━━━━━ Input for this task ━━━━━
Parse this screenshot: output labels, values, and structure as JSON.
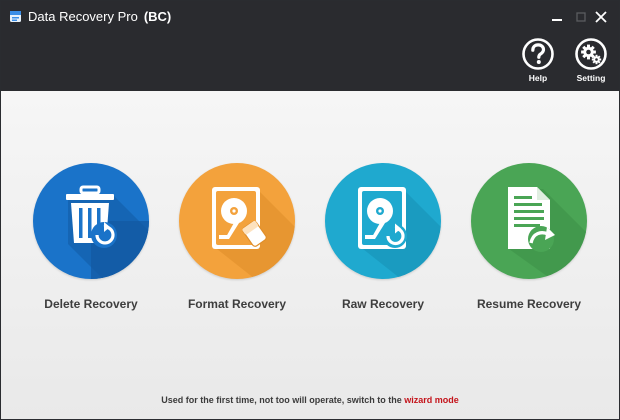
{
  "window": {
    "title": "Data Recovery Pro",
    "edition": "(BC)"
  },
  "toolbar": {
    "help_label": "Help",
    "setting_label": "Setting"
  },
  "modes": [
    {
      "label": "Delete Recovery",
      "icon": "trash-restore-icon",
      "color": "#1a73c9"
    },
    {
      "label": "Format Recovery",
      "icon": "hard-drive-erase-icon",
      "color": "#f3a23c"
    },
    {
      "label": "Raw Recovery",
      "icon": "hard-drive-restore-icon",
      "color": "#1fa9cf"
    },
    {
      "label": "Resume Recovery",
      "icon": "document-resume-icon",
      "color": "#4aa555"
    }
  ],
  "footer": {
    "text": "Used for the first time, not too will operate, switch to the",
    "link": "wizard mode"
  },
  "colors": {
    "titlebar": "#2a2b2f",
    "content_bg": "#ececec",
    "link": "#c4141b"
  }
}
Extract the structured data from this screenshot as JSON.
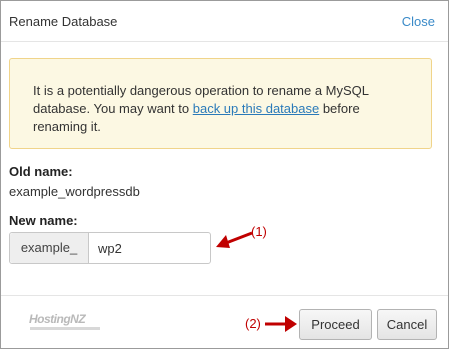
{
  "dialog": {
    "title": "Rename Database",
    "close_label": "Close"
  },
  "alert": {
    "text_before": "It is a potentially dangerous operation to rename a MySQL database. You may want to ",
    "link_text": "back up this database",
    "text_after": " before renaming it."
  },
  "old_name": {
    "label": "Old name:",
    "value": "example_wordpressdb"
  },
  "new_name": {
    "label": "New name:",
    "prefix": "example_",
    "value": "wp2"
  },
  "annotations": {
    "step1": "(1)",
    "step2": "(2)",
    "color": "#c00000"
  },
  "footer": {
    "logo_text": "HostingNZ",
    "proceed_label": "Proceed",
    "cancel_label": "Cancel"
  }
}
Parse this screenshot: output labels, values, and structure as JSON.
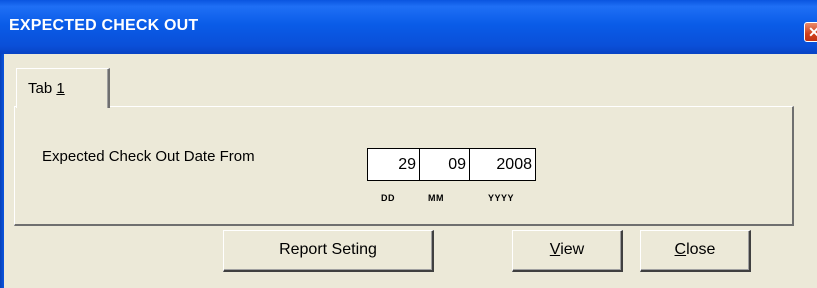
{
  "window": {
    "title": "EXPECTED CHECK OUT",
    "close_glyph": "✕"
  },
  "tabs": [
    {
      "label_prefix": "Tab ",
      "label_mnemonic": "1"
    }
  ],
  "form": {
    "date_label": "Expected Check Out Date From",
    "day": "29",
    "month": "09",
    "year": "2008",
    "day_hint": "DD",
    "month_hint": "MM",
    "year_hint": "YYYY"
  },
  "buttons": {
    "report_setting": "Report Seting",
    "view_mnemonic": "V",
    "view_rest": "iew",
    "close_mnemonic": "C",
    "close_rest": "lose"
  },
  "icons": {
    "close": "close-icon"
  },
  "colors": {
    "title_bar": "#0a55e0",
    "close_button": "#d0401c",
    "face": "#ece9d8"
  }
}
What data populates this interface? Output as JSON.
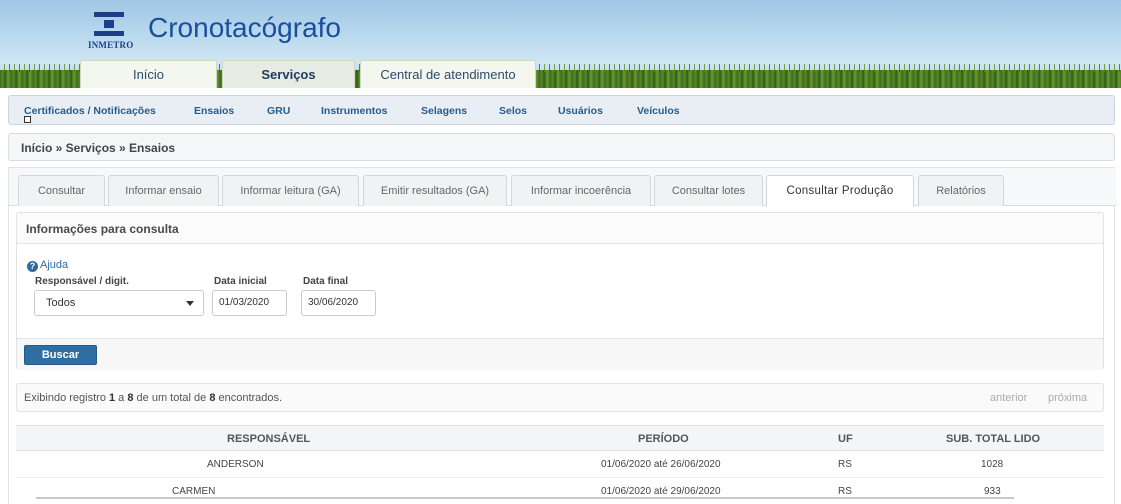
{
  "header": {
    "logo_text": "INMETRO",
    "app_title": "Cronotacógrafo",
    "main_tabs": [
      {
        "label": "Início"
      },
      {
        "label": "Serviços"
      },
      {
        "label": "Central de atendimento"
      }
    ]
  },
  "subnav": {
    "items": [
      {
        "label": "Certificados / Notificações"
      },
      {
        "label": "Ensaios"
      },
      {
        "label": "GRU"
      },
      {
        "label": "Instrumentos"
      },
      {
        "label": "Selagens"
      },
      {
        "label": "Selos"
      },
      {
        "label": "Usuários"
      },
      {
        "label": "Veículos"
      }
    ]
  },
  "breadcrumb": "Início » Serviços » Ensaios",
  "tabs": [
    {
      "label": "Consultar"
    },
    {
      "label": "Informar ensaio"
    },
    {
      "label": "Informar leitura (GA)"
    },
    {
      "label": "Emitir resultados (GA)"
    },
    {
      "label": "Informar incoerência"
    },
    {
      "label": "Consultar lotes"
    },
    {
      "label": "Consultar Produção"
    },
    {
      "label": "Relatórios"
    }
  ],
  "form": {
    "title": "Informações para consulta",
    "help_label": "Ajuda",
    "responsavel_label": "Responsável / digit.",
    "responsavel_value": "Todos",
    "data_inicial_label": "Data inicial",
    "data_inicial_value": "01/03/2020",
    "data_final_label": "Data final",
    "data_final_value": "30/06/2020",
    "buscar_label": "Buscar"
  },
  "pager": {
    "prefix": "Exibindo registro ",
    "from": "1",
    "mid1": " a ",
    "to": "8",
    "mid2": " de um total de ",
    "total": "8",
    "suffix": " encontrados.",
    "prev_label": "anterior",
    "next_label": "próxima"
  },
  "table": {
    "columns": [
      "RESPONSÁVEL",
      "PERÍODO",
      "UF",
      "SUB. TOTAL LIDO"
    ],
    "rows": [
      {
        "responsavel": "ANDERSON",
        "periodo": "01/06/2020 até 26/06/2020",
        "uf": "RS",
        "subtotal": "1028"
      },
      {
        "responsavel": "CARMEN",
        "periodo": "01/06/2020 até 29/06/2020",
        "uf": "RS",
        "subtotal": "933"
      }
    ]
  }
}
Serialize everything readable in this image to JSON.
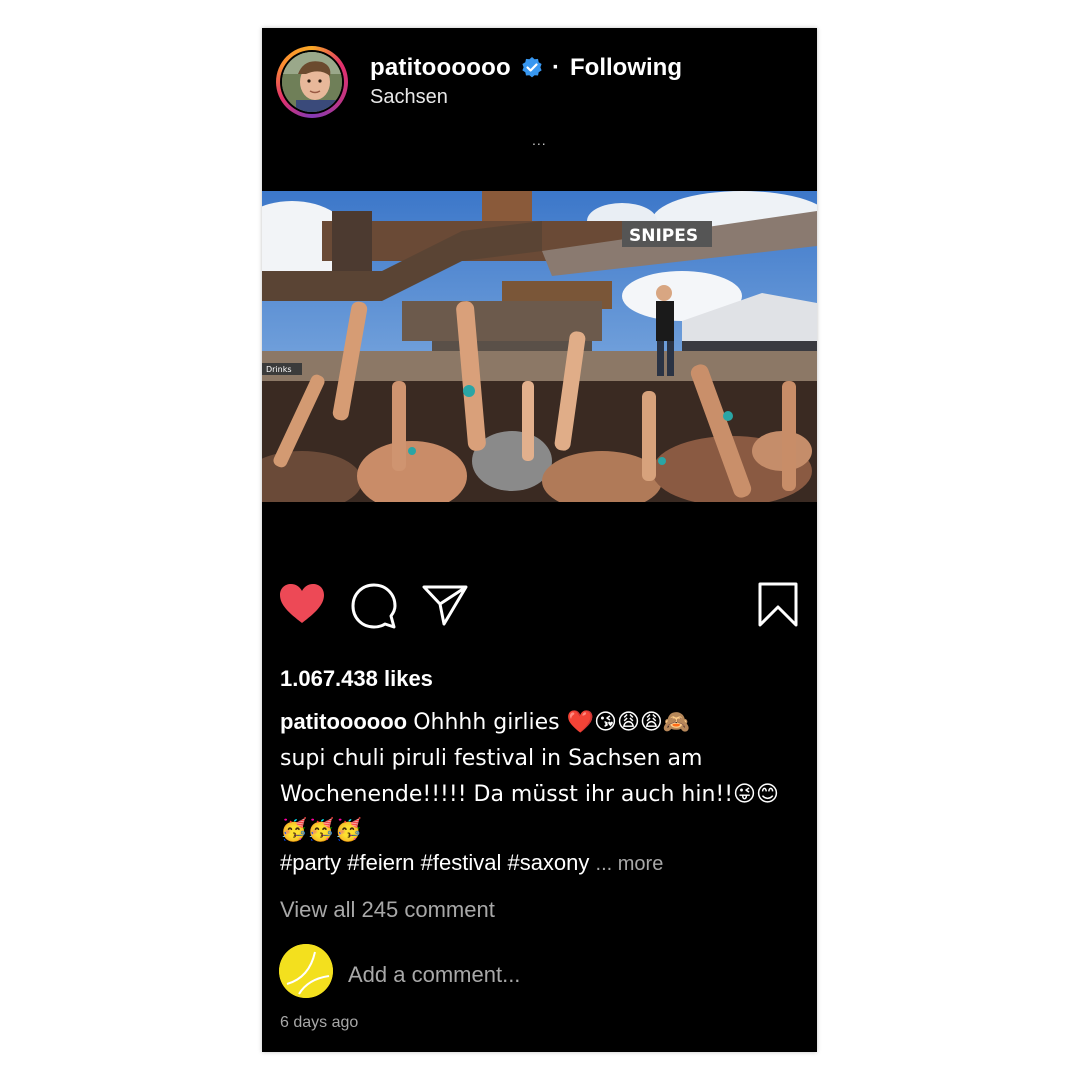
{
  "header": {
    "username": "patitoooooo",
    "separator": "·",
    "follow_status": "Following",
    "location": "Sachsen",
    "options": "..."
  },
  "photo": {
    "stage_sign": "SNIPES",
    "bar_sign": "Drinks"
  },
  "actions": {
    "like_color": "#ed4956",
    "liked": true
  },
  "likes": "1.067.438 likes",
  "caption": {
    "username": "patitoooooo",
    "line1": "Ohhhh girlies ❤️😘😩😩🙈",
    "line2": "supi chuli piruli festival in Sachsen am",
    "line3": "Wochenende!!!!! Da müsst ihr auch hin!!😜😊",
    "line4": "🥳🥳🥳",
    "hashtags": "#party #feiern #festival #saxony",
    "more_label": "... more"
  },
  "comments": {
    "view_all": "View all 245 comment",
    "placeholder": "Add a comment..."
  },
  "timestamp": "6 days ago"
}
━━━━━
What you are asked to do
Reproduce every line precisely as given, omitting all pictures.

Output for this exercise
Parse this screenshot: output labels, values, and structure as JSON.
{
  "window": {
    "title": "Data Recovery Pro",
    "edition": "(BC)"
  },
  "toolbar": {
    "help_label": "Help",
    "setting_label": "Setting"
  },
  "modes": [
    {
      "label": "Delete Recovery",
      "icon": "trash-restore-icon",
      "color": "#1a73c9"
    },
    {
      "label": "Format Recovery",
      "icon": "hard-drive-erase-icon",
      "color": "#f3a23c"
    },
    {
      "label": "Raw Recovery",
      "icon": "hard-drive-restore-icon",
      "color": "#1fa9cf"
    },
    {
      "label": "Resume Recovery",
      "icon": "document-resume-icon",
      "color": "#4aa555"
    }
  ],
  "footer": {
    "text": "Used for the first time, not too will operate, switch to the",
    "link": "wizard mode"
  },
  "colors": {
    "titlebar": "#2a2b2f",
    "content_bg": "#ececec",
    "link": "#c4141b"
  }
}
Extract the structured data from this screenshot as JSON.
{
  "dialog": {
    "title": "Rename Database",
    "close_label": "Close"
  },
  "alert": {
    "text_before": "It is a potentially dangerous operation to rename a MySQL database. You may want to ",
    "link_text": "back up this database",
    "text_after": " before renaming it."
  },
  "old_name": {
    "label": "Old name:",
    "value": "example_wordpressdb"
  },
  "new_name": {
    "label": "New name:",
    "prefix": "example_",
    "value": "wp2"
  },
  "annotations": {
    "step1": "(1)",
    "step2": "(2)",
    "color": "#c00000"
  },
  "footer": {
    "logo_text": "HostingNZ",
    "proceed_label": "Proceed",
    "cancel_label": "Cancel"
  }
}
Parse this screenshot: output labels, values, and structure as JSON.
{
  "window": {
    "title": "EXPECTED CHECK OUT",
    "close_glyph": "✕"
  },
  "tabs": [
    {
      "label_prefix": "Tab ",
      "label_mnemonic": "1"
    }
  ],
  "form": {
    "date_label": "Expected Check Out Date From",
    "day": "29",
    "month": "09",
    "year": "2008",
    "day_hint": "DD",
    "month_hint": "MM",
    "year_hint": "YYYY"
  },
  "buttons": {
    "report_setting": "Report Seting",
    "view_mnemonic": "V",
    "view_rest": "iew",
    "close_mnemonic": "C",
    "close_rest": "lose"
  },
  "icons": {
    "close": "close-icon"
  },
  "colors": {
    "title_bar": "#0a55e0",
    "close_button": "#d0401c",
    "face": "#ece9d8"
  }
}
What data populates this interface? Output as JSON.
{
  "header": {
    "logo_text": "INMETRO",
    "app_title": "Cronotacógrafo",
    "main_tabs": [
      {
        "label": "Início"
      },
      {
        "label": "Serviços"
      },
      {
        "label": "Central de atendimento"
      }
    ]
  },
  "subnav": {
    "items": [
      {
        "label": "Certificados / Notificações"
      },
      {
        "label": "Ensaios"
      },
      {
        "label": "GRU"
      },
      {
        "label": "Instrumentos"
      },
      {
        "label": "Selagens"
      },
      {
        "label": "Selos"
      },
      {
        "label": "Usuários"
      },
      {
        "label": "Veículos"
      }
    ]
  },
  "breadcrumb": "Início » Serviços » Ensaios",
  "tabs": [
    {
      "label": "Consultar"
    },
    {
      "label": "Informar ensaio"
    },
    {
      "label": "Informar leitura (GA)"
    },
    {
      "label": "Emitir resultados (GA)"
    },
    {
      "label": "Informar incoerência"
    },
    {
      "label": "Consultar lotes"
    },
    {
      "label": "Consultar Produção"
    },
    {
      "label": "Relatórios"
    }
  ],
  "form": {
    "title": "Informações para consulta",
    "help_label": "Ajuda",
    "responsavel_label": "Responsável / digit.",
    "responsavel_value": "Todos",
    "data_inicial_label": "Data inicial",
    "data_inicial_value": "01/03/2020",
    "data_final_label": "Data final",
    "data_final_value": "30/06/2020",
    "buscar_label": "Buscar"
  },
  "pager": {
    "prefix": "Exibindo registro ",
    "from": "1",
    "mid1": " a ",
    "to": "8",
    "mid2": " de um total de ",
    "total": "8",
    "suffix": " encontrados.",
    "prev_label": "anterior",
    "next_label": "próxima"
  },
  "table": {
    "columns": [
      "RESPONSÁVEL",
      "PERÍODO",
      "UF",
      "SUB. TOTAL LIDO"
    ],
    "rows": [
      {
        "responsavel": "ANDERSON",
        "periodo": "01/06/2020 até 26/06/2020",
        "uf": "RS",
        "subtotal": "1028"
      },
      {
        "responsavel": "CARMEN",
        "periodo": "01/06/2020 até 29/06/2020",
        "uf": "RS",
        "subtotal": "933"
      }
    ]
  }
}
Serialize everything readable in this image to JSON.
{
  "header": {
    "username": "patitoooooo",
    "separator": "·",
    "follow_status": "Following",
    "location": "Sachsen",
    "options": "..."
  },
  "photo": {
    "stage_sign": "SNIPES",
    "bar_sign": "Drinks"
  },
  "actions": {
    "like_color": "#ed4956",
    "liked": true
  },
  "likes": "1.067.438 likes",
  "caption": {
    "username": "patitoooooo",
    "line1": "Ohhhh girlies ❤️😘😩😩🙈",
    "line2": "supi chuli piruli festival in Sachsen am",
    "line3": "Wochenende!!!!! Da müsst ihr auch hin!!😜😊",
    "line4": "🥳🥳🥳",
    "hashtags": "#party #feiern #festival #saxony",
    "more_label": "... more"
  },
  "comments": {
    "view_all": "View all 245 comment",
    "placeholder": "Add a comment..."
  },
  "timestamp": "6 days ago"
}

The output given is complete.